Given task
Go through the entries one line at a time, and gather every line that has the word "Police".

Information given
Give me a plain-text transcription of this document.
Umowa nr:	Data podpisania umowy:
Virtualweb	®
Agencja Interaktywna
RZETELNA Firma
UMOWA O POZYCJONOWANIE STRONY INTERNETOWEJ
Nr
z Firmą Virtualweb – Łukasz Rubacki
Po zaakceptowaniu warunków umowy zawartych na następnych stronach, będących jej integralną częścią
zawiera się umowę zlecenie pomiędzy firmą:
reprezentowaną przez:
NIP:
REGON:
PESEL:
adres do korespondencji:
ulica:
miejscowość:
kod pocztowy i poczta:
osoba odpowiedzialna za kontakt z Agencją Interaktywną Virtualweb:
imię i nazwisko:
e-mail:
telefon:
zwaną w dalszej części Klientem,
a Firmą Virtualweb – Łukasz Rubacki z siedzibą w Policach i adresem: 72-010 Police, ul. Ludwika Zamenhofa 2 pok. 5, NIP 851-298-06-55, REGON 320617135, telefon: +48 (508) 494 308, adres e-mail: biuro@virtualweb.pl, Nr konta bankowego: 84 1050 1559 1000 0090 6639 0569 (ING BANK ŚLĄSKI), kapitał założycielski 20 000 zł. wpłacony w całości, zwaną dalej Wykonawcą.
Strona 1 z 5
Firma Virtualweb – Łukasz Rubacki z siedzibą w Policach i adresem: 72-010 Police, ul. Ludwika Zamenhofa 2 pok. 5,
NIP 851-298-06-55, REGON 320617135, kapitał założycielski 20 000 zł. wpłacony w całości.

Written answer
a Firmą Virtualweb – Łukasz Rubacki z siedzibą w Policach i adresem: 72-010 Police, ul. Ludwika Zamenhofa 2 pok. 5, NIP 851-298-06-55, REGON 320617135, telefon: +48 (508) 494 308, adres e-mail: biuro@virtualweb.pl, Nr konta bankowego: 84 1050 1559 1000 0090 6639 0569 (ING BANK ŚLĄSKI), kapitał założycielski 20 000 zł. wpłacony w całości, zwaną dalej Wykonawcą.
Firma Virtualweb – Łukasz Rubacki z siedzibą w Policach i adresem: 72-010 Police, ul. Ludwika Zamenhofa 2 pok. 5,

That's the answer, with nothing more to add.